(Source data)
◆ ◆ ◆ ◆
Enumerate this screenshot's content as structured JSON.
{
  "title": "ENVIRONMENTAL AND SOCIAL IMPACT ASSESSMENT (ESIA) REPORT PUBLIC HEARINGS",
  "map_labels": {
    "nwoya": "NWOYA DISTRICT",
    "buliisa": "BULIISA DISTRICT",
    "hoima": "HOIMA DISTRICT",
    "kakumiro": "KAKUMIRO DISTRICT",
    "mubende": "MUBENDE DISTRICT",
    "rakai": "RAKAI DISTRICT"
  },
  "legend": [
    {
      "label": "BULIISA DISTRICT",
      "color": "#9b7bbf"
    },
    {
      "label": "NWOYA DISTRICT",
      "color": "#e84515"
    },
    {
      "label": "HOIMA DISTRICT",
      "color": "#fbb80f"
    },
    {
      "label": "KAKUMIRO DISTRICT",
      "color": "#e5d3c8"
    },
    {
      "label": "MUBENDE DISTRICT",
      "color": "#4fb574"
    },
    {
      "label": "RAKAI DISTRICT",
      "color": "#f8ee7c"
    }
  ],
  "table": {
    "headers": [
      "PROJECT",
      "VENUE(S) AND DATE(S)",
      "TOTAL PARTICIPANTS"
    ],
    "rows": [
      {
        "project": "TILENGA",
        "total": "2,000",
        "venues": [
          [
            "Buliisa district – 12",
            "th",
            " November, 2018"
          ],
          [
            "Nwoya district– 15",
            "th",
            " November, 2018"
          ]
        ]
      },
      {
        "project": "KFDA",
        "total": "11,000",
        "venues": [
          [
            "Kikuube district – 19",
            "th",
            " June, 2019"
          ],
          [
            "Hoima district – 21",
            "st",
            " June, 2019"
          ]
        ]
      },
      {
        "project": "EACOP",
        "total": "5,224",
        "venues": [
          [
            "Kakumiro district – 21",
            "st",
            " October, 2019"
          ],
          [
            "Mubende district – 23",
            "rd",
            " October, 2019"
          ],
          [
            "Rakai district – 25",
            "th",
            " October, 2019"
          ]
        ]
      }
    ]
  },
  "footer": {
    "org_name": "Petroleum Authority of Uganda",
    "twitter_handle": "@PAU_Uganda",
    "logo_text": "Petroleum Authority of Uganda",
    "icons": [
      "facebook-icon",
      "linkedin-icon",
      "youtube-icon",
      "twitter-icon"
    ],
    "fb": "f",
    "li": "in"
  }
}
◆ ◆ ◆ ◆
## [Goal]
Return all of the data exactly as it reads.

## [Final result]
Enumerate this screenshot's content as structured JSON.
{
  "title": "ENVIRONMENTAL AND SOCIAL IMPACT ASSESSMENT (ESIA) REPORT PUBLIC HEARINGS",
  "map_labels": {
    "nwoya": "NWOYA DISTRICT",
    "buliisa": "BULIISA DISTRICT",
    "hoima": "HOIMA DISTRICT",
    "kakumiro": "KAKUMIRO DISTRICT",
    "mubende": "MUBENDE DISTRICT",
    "rakai": "RAKAI DISTRICT"
  },
  "legend": [
    {
      "label": "BULIISA DISTRICT",
      "color": "#9b7bbf"
    },
    {
      "label": "NWOYA DISTRICT",
      "color": "#e84515"
    },
    {
      "label": "HOIMA DISTRICT",
      "color": "#fbb80f"
    },
    {
      "label": "KAKUMIRO DISTRICT",
      "color": "#e5d3c8"
    },
    {
      "label": "MUBENDE DISTRICT",
      "color": "#4fb574"
    },
    {
      "label": "RAKAI DISTRICT",
      "color": "#f8ee7c"
    }
  ],
  "table": {
    "headers": [
      "PROJECT",
      "VENUE(S) AND DATE(S)",
      "TOTAL PARTICIPANTS"
    ],
    "rows": [
      {
        "project": "TILENGA",
        "total": "2,000",
        "venues": [
          [
            "Buliisa district – 12",
            "th",
            " November, 2018"
          ],
          [
            "Nwoya district– 15",
            "th",
            " November, 2018"
          ]
        ]
      },
      {
        "project": "KFDA",
        "total": "11,000",
        "venues": [
          [
            "Kikuube district – 19",
            "th",
            " June, 2019"
          ],
          [
            "Hoima district – 21",
            "st",
            " June, 2019"
          ]
        ]
      },
      {
        "project": "EACOP",
        "total": "5,224",
        "venues": [
          [
            "Kakumiro district – 21",
            "st",
            " October, 2019"
          ],
          [
            "Mubende district – 23",
            "rd",
            " October, 2019"
          ],
          [
            "Rakai district – 25",
            "th",
            " October, 2019"
          ]
        ]
      }
    ]
  },
  "footer": {
    "org_name": "Petroleum Authority of Uganda",
    "twitter_handle": "@PAU_Uganda",
    "logo_text": "Petroleum Authority of Uganda",
    "icons": [
      "facebook-icon",
      "linkedin-icon",
      "youtube-icon",
      "twitter-icon"
    ],
    "fb": "f",
    "li": "in"
  }
}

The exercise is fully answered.